◆ What is needed
Show every line in the records below that contains the word "General".

◆ Collected data
########

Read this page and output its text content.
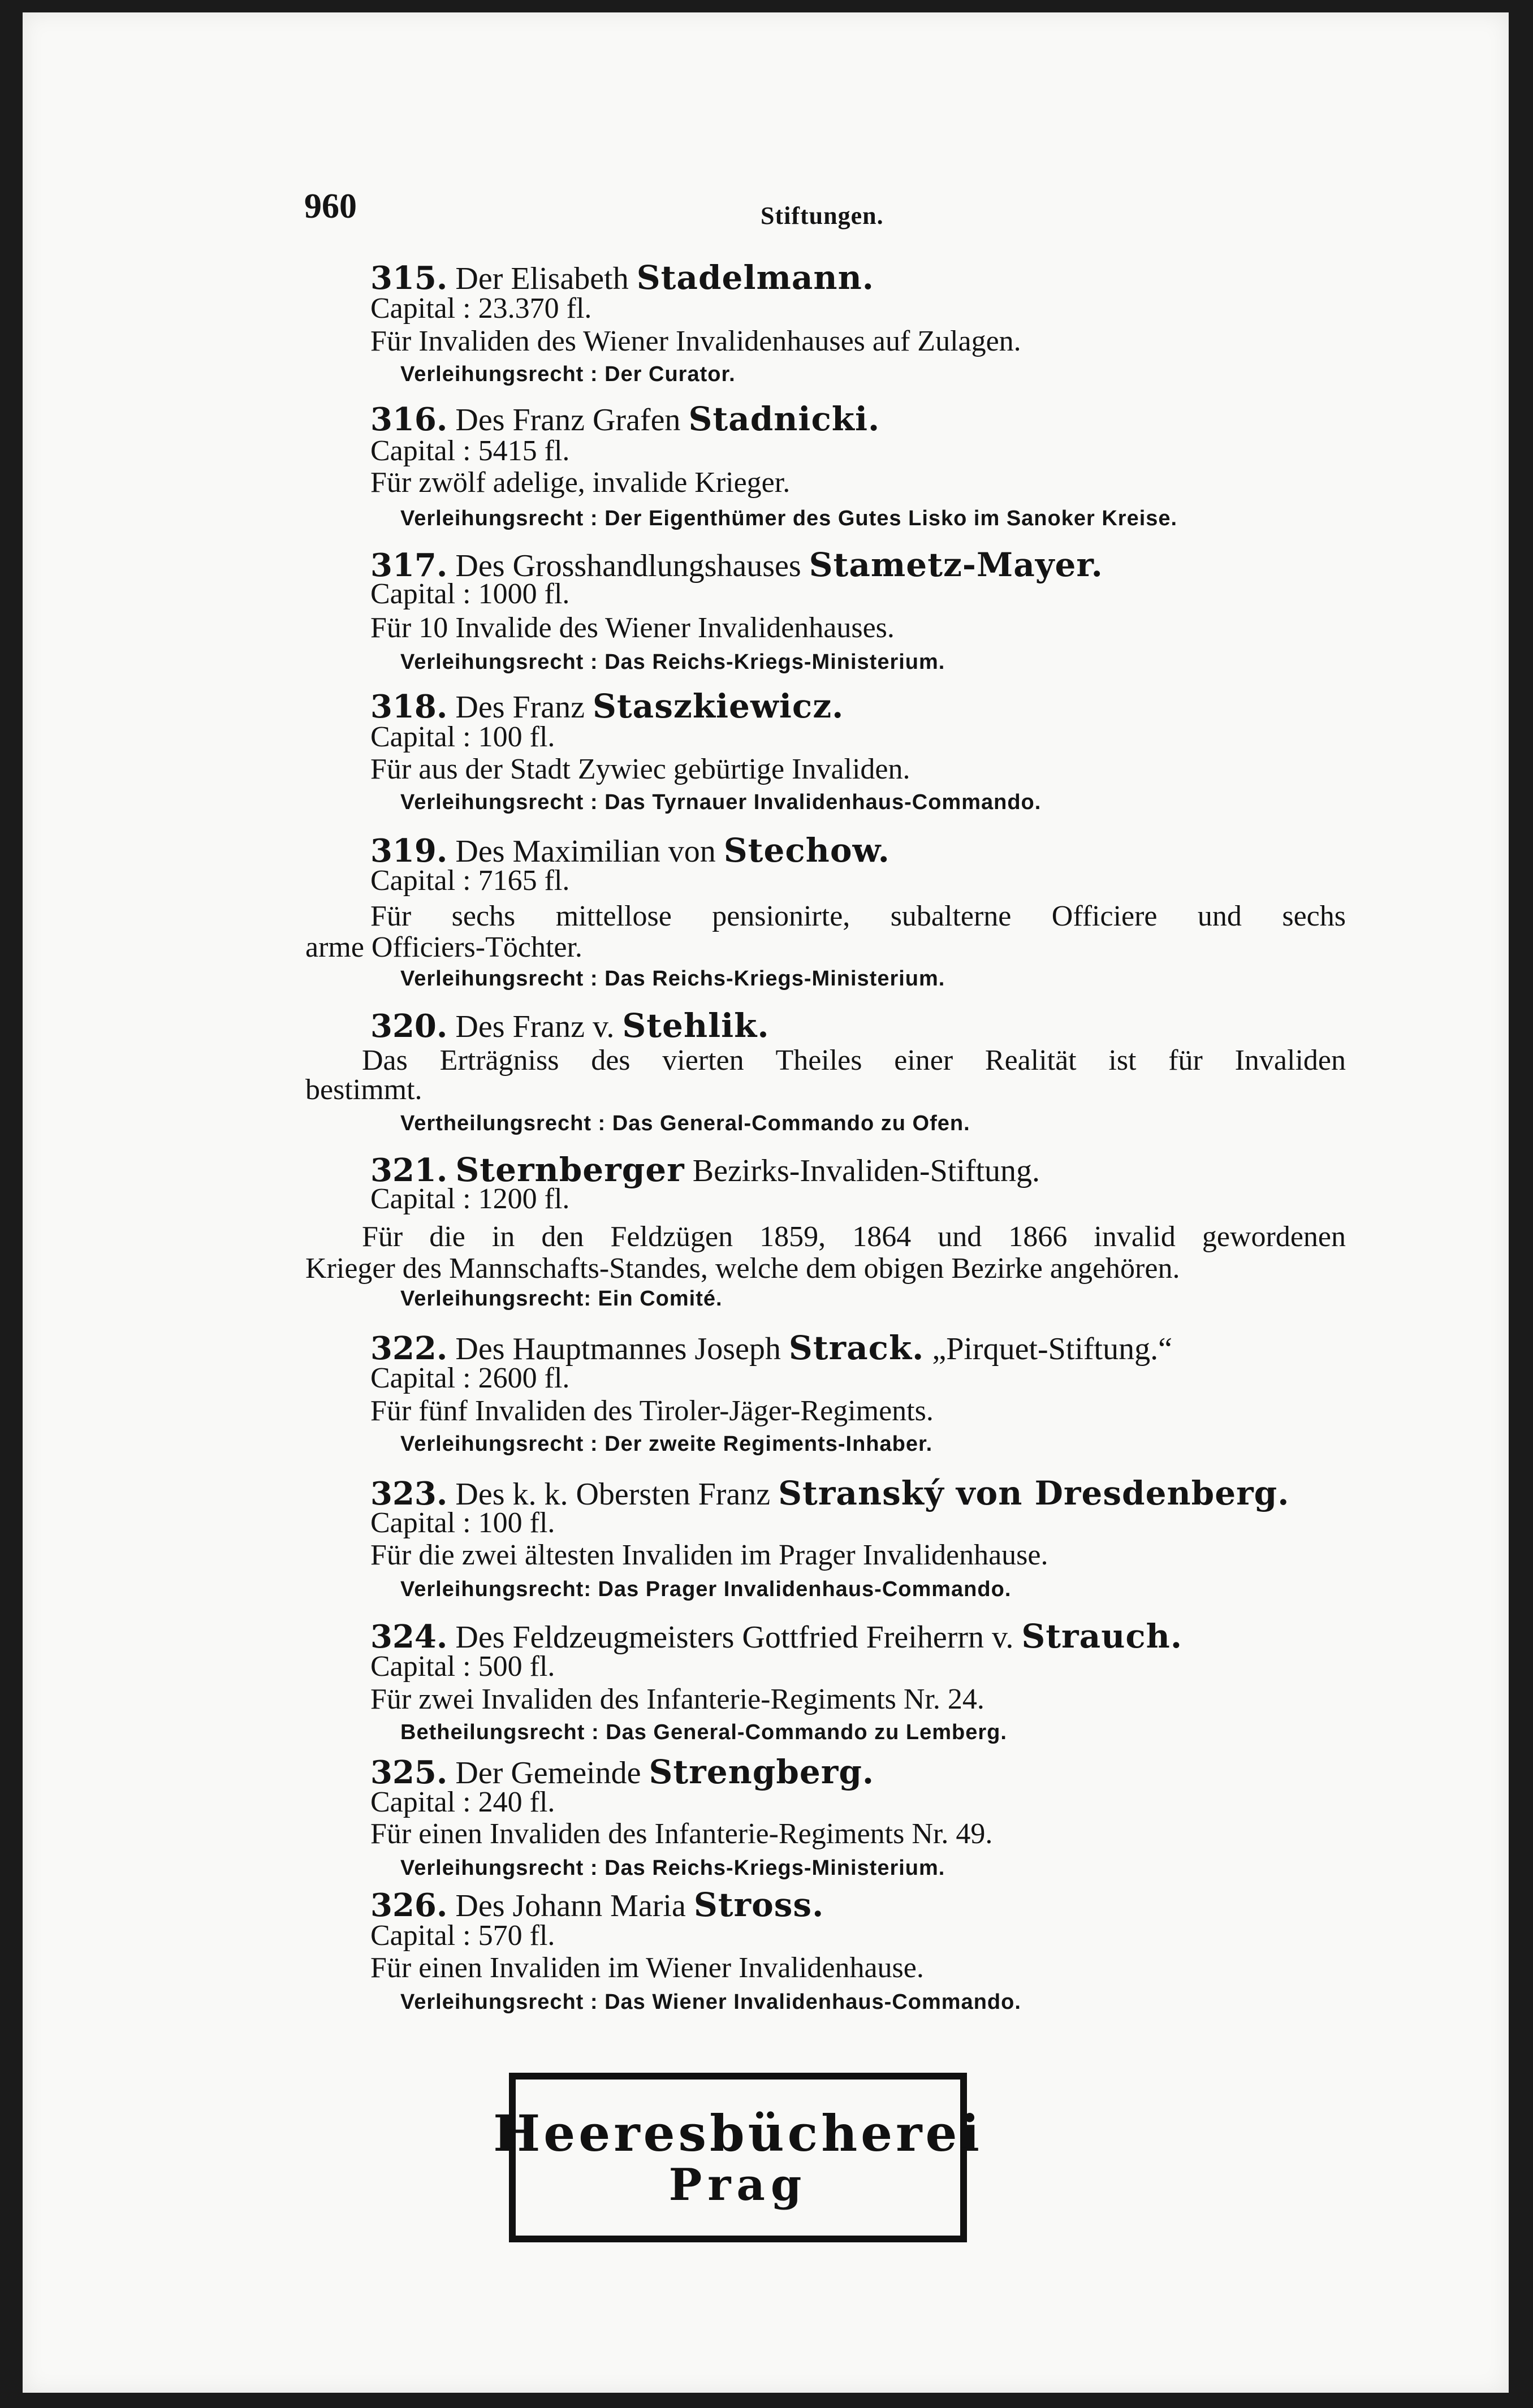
960	Stiftungen.
315. Der Elisabeth Stadelmann.
Capital : 23.370 fl.
Für Invaliden des Wiener Invalidenhauses auf Zulagen.
Verleihungsrecht : Der Curator.
316. Des Franz Grafen Stadnicki.
Capital : 5415 fl.
Für zwölf adelige, invalide Krieger.
Verleihungsrecht : Der Eigenthümer des Gutes Lisko im Sanoker Kreise.
317. Des Grosshandlungshauses Stametz-Mayer.
Capital : 1000 fl.
Für 10 Invalide des Wiener Invalidenhauses.
Verleihungsrecht : Das Reichs-Kriegs-Ministerium.
318. Des Franz Staszkiewicz.
Capital : 100 fl.
Für aus der Stadt Zywiec gebürtige Invaliden.
Verleihungsrecht : Das Tyrnauer Invalidenhaus-Commando.
319. Des Maximilian von Stechow.
Capital : 7165 fl.
Für sechs mittellose pensionirte, subalterne Officiere und sechs
arme Officiers-Töchter.
Verleihungsrecht : Das Reichs-Kriegs-Ministerium.
320. Des Franz v. Stehlik.
Das Erträgniss des vierten Theiles einer Realität ist für Invaliden
bestimmt.
Vertheilungsrecht : Das General-Commando zu Ofen.
321. Sternberger Bezirks-Invaliden-Stiftung.
Capital : 1200 fl.
Für die in den Feldzügen 1859, 1864 und 1866 invalid gewordenen
Krieger des Mannschafts-Standes, welche dem obigen Bezirke angehören.
Verleihungsrecht: Ein Comité.
322. Des Hauptmannes Joseph Strack. „Pirquet-Stiftung.“
Capital : 2600 fl.
Für fünf Invaliden des Tiroler-Jäger-Regiments.
Verleihungsrecht : Der zweite Regiments-Inhaber.
323. Des k. k. Obersten Franz Stranský von Dresdenberg.
Capital : 100 fl.
Für die zwei ältesten Invaliden im Prager Invalidenhause.
Verleihungsrecht: Das Prager Invalidenhaus-Commando.
324. Des Feldzeugmeisters Gottfried Freiherrn v. Strauch.
Capital : 500 fl.
Für zwei Invaliden des Infanterie-Regiments Nr. 24.
Betheilungsrecht : Das General-Commando zu Lemberg.
325. Der Gemeinde Strengberg.
Capital : 240 fl.
Für einen Invaliden des Infanterie-Regiments Nr. 49.
Verleihungsrecht : Das Reichs-Kriegs-Ministerium.
326. Des Johann Maria Stross.
Capital : 570 fl.
Für einen Invaliden im Wiener Invalidenhause.
Verleihungsrecht : Das Wiener Invalidenhaus-Commando.
Heeresbücherei
Prag
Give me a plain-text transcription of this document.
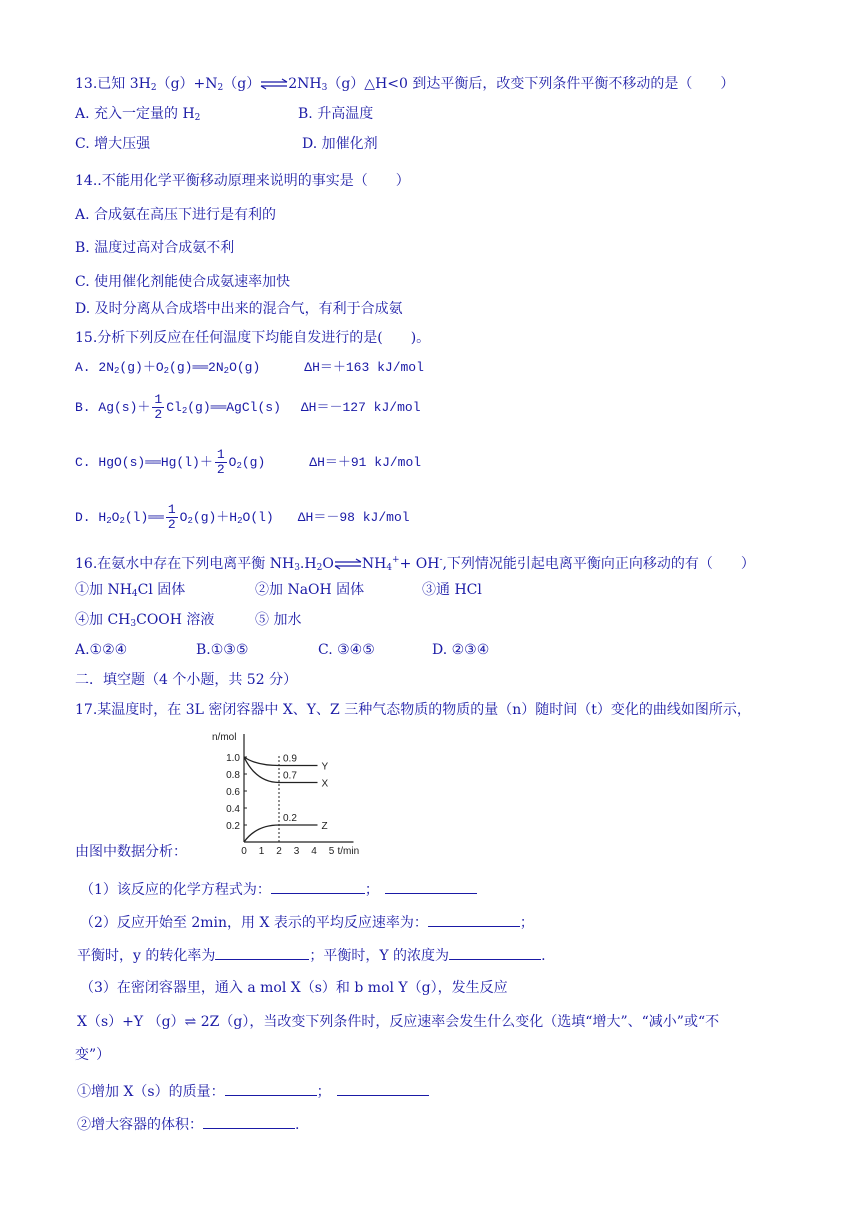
13.已知 $3H_2(g)+N_2(g)\rightleftharpoons 2NH_3(g)\triangle H<0$ 到达平衡后，改变下列条件平衡不移动的是（　　）
A. 充入一定量的 $H_2$	B. 升高温度
C. 增大压强	D. 加催化剂
14..不能用化学平衡移动原理来说明的事实是（　　）
A. 合成氨在高压下进行是有利的
B. 温度过高对合成氨不利
C. 使用催化剂能使合成氨速率加快
D. 及时分离从合成塔中出来的混合气，有利于合成氨
15.分析下列反应在任何温度下均能自发进行的是(　　)。
A. $2N_2(g)+O_2(g)══2N_2O(g)$	ΔH＝＋163 kJ/mol
B. $Ag(s)+ \frac{1}{2}$ $Cl_2(g)══AgCl(s)$ ΔH＝－127 kJ/mol
C. HgO(s)══Hg(l)＋ $\frac{1}{2} O_2(g)$	ΔH＝＋91 kJ/mol
D. $H_2O_2(l)══ \frac{1}{2} O_2(g)+H_2O(l)$ ΔH＝－98 kJ/mol
16.在氨水中存在下列电离平衡 $NH_3.H_2O\rightleftharpoons NH_4^++ OH^-$,下列情况能引起电离平衡向正向移动的有（　　）
①加 $NH_4Cl$ 固体	②加 NaOH 固体	③通 HCl
④加 $CH_3COOH$ 溶液	⑤ 加水
A.①②④	B.①③⑤	C. ③④⑤	D. ②③④
二．填空题（4 个小题，共 52 分）
17.某温度时，在 3L 密闭容器中 X、Y、Z 三种气态物质的物质的量（n）随时间（t）变化的曲线如图所示，
n/mol
t/min
0.2
0.4
0.6
0.8
1.0
0 1 2 3 4 5
0.9
Y
0.7
X
0.2
Z
由图中数据分析：
（1）该反应的化学方程式为：	；
（2）反应开始至 2min，用 X 表示的平均反应速率为：	；
平衡时，y 的转化率为	；平衡时，Y 的浓度为	.
（3）在密闭容器里，通入 a mol X（s）和 b mol Y（g），发生反应
X（s）+Y （g）⇌ 2Z（g），当改变下列条件时，反应速率会发生什么变化（选填“增大”、“减小”或“不
变”）
①增加 X（s）的质量：	；
②增大容器的体积：	.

########

◆ Full solution
Vertheilungsrecht : Das General-Commando zu Ofen.
Betheilungsrecht : Das General-Commando zu Lemberg.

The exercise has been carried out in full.